# Start of Supplied records
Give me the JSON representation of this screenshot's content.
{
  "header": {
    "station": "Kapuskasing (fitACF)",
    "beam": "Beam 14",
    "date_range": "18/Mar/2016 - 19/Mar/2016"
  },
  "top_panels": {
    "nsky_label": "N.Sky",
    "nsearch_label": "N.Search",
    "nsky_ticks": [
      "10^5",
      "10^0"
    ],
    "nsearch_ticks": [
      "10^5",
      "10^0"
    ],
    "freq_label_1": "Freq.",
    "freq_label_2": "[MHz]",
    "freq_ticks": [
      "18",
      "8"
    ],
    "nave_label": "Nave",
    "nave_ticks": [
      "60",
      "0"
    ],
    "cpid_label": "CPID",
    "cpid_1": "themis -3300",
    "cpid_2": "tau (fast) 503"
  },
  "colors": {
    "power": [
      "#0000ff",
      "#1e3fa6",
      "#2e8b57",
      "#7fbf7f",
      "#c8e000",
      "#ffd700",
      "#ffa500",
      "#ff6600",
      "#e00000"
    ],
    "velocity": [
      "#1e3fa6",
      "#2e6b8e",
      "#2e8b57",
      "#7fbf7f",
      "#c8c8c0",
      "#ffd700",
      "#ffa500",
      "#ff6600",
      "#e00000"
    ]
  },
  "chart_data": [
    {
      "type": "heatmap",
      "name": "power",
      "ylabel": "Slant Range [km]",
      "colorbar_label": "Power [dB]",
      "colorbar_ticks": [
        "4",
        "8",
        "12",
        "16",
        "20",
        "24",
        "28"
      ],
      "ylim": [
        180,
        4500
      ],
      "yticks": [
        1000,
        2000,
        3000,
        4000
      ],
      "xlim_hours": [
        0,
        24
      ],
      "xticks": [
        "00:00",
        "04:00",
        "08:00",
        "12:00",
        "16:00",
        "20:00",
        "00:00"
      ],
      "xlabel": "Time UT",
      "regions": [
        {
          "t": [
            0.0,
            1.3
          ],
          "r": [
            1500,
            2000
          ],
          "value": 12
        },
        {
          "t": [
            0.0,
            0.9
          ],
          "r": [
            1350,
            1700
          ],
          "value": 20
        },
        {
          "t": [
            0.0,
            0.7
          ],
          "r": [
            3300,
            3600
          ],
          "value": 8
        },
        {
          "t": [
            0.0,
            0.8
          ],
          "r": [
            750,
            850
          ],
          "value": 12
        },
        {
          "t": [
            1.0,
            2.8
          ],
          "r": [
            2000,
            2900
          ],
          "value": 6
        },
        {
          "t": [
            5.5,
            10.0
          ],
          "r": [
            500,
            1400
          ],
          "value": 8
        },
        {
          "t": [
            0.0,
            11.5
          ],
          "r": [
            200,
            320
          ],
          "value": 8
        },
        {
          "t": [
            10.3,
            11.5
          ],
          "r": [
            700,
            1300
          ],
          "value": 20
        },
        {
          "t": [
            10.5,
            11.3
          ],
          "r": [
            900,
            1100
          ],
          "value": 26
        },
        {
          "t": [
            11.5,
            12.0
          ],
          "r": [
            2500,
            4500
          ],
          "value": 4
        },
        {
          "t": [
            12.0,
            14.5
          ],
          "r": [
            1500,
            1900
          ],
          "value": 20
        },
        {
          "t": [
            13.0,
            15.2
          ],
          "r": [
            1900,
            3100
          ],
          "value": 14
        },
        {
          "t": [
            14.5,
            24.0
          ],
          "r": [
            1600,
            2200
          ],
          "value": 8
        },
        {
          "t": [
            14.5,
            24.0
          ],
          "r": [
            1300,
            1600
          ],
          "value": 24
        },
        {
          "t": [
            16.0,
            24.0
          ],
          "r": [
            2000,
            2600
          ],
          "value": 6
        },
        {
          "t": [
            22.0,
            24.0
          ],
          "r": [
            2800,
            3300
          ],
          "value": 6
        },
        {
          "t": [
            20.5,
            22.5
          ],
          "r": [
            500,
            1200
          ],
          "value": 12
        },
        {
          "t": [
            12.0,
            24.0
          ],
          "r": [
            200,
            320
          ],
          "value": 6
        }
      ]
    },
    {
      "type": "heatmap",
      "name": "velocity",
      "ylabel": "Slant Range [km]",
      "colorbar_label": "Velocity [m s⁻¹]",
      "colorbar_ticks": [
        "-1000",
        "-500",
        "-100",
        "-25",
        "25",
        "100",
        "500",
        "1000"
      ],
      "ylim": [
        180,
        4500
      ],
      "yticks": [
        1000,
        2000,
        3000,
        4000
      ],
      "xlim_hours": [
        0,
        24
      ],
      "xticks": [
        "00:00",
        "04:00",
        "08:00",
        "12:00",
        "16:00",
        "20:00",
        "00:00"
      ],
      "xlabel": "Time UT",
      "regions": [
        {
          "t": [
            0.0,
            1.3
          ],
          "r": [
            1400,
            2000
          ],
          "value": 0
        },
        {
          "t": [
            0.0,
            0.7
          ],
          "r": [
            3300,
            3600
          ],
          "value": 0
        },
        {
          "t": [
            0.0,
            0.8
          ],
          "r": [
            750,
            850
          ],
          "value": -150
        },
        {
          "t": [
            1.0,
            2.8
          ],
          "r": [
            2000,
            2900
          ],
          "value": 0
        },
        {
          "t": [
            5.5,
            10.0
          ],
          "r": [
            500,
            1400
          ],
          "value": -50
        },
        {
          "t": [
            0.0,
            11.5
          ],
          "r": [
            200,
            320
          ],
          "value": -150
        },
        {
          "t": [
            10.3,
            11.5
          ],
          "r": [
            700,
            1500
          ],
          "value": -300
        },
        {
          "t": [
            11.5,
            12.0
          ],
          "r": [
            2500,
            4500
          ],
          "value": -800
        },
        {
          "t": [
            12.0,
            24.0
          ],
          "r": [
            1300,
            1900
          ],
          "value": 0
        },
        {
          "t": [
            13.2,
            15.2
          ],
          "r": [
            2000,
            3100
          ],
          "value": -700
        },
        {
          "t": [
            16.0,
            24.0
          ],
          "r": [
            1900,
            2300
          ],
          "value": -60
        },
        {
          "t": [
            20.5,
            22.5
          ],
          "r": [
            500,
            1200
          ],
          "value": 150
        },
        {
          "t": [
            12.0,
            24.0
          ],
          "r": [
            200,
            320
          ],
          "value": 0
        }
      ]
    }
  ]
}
# End of Supplied records
Task prompt:
Exact copies of all the records are required.

Solution:
Give me the JSON representation of this screenshot's content.
{
  "header": {
    "station": "Kapuskasing (fitACF)",
    "beam": "Beam 14",
    "date_range": "18/Mar/2016 - 19/Mar/2016"
  },
  "top_panels": {
    "nsky_label": "N.Sky",
    "nsearch_label": "N.Search",
    "nsky_ticks": [
      "10^5",
      "10^0"
    ],
    "nsearch_ticks": [
      "10^5",
      "10^0"
    ],
    "freq_label_1": "Freq.",
    "freq_label_2": "[MHz]",
    "freq_ticks": [
      "18",
      "8"
    ],
    "nave_label": "Nave",
    "nave_ticks": [
      "60",
      "0"
    ],
    "cpid_label": "CPID",
    "cpid_1": "themis -3300",
    "cpid_2": "tau (fast) 503"
  },
  "colors": {
    "power": [
      "#0000ff",
      "#1e3fa6",
      "#2e8b57",
      "#7fbf7f",
      "#c8e000",
      "#ffd700",
      "#ffa500",
      "#ff6600",
      "#e00000"
    ],
    "velocity": [
      "#1e3fa6",
      "#2e6b8e",
      "#2e8b57",
      "#7fbf7f",
      "#c8c8c0",
      "#ffd700",
      "#ffa500",
      "#ff6600",
      "#e00000"
    ]
  },
  "chart_data": [
    {
      "type": "heatmap",
      "name": "power",
      "ylabel": "Slant Range [km]",
      "colorbar_label": "Power [dB]",
      "colorbar_ticks": [
        "4",
        "8",
        "12",
        "16",
        "20",
        "24",
        "28"
      ],
      "ylim": [
        180,
        4500
      ],
      "yticks": [
        1000,
        2000,
        3000,
        4000
      ],
      "xlim_hours": [
        0,
        24
      ],
      "xticks": [
        "00:00",
        "04:00",
        "08:00",
        "12:00",
        "16:00",
        "20:00",
        "00:00"
      ],
      "xlabel": "Time UT",
      "regions": [
        {
          "t": [
            0.0,
            1.3
          ],
          "r": [
            1500,
            2000
          ],
          "value": 12
        },
        {
          "t": [
            0.0,
            0.9
          ],
          "r": [
            1350,
            1700
          ],
          "value": 20
        },
        {
          "t": [
            0.0,
            0.7
          ],
          "r": [
            3300,
            3600
          ],
          "value": 8
        },
        {
          "t": [
            0.0,
            0.8
          ],
          "r": [
            750,
            850
          ],
          "value": 12
        },
        {
          "t": [
            1.0,
            2.8
          ],
          "r": [
            2000,
            2900
          ],
          "value": 6
        },
        {
          "t": [
            5.5,
            10.0
          ],
          "r": [
            500,
            1400
          ],
          "value": 8
        },
        {
          "t": [
            0.0,
            11.5
          ],
          "r": [
            200,
            320
          ],
          "value": 8
        },
        {
          "t": [
            10.3,
            11.5
          ],
          "r": [
            700,
            1300
          ],
          "value": 20
        },
        {
          "t": [
            10.5,
            11.3
          ],
          "r": [
            900,
            1100
          ],
          "value": 26
        },
        {
          "t": [
            11.5,
            12.0
          ],
          "r": [
            2500,
            4500
          ],
          "value": 4
        },
        {
          "t": [
            12.0,
            14.5
          ],
          "r": [
            1500,
            1900
          ],
          "value": 20
        },
        {
          "t": [
            13.0,
            15.2
          ],
          "r": [
            1900,
            3100
          ],
          "value": 14
        },
        {
          "t": [
            14.5,
            24.0
          ],
          "r": [
            1600,
            2200
          ],
          "value": 8
        },
        {
          "t": [
            14.5,
            24.0
          ],
          "r": [
            1300,
            1600
          ],
          "value": 24
        },
        {
          "t": [
            16.0,
            24.0
          ],
          "r": [
            2000,
            2600
          ],
          "value": 6
        },
        {
          "t": [
            22.0,
            24.0
          ],
          "r": [
            2800,
            3300
          ],
          "value": 6
        },
        {
          "t": [
            20.5,
            22.5
          ],
          "r": [
            500,
            1200
          ],
          "value": 12
        },
        {
          "t": [
            12.0,
            24.0
          ],
          "r": [
            200,
            320
          ],
          "value": 6
        }
      ]
    },
    {
      "type": "heatmap",
      "name": "velocity",
      "ylabel": "Slant Range [km]",
      "colorbar_label": "Velocity [m s⁻¹]",
      "colorbar_ticks": [
        "-1000",
        "-500",
        "-100",
        "-25",
        "25",
        "100",
        "500",
        "1000"
      ],
      "ylim": [
        180,
        4500
      ],
      "yticks": [
        1000,
        2000,
        3000,
        4000
      ],
      "xlim_hours": [
        0,
        24
      ],
      "xticks": [
        "00:00",
        "04:00",
        "08:00",
        "12:00",
        "16:00",
        "20:00",
        "00:00"
      ],
      "xlabel": "Time UT",
      "regions": [
        {
          "t": [
            0.0,
            1.3
          ],
          "r": [
            1400,
            2000
          ],
          "value": 0
        },
        {
          "t": [
            0.0,
            0.7
          ],
          "r": [
            3300,
            3600
          ],
          "value": 0
        },
        {
          "t": [
            0.0,
            0.8
          ],
          "r": [
            750,
            850
          ],
          "value": -150
        },
        {
          "t": [
            1.0,
            2.8
          ],
          "r": [
            2000,
            2900
          ],
          "value": 0
        },
        {
          "t": [
            5.5,
            10.0
          ],
          "r": [
            500,
            1400
          ],
          "value": -50
        },
        {
          "t": [
            0.0,
            11.5
          ],
          "r": [
            200,
            320
          ],
          "value": -150
        },
        {
          "t": [
            10.3,
            11.5
          ],
          "r": [
            700,
            1500
          ],
          "value": -300
        },
        {
          "t": [
            11.5,
            12.0
          ],
          "r": [
            2500,
            4500
          ],
          "value": -800
        },
        {
          "t": [
            12.0,
            24.0
          ],
          "r": [
            1300,
            1900
          ],
          "value": 0
        },
        {
          "t": [
            13.2,
            15.2
          ],
          "r": [
            2000,
            3100
          ],
          "value": -700
        },
        {
          "t": [
            16.0,
            24.0
          ],
          "r": [
            1900,
            2300
          ],
          "value": -60
        },
        {
          "t": [
            20.5,
            22.5
          ],
          "r": [
            500,
            1200
          ],
          "value": 150
        },
        {
          "t": [
            12.0,
            24.0
          ],
          "r": [
            200,
            320
          ],
          "value": 0
        }
      ]
    }
  ]
}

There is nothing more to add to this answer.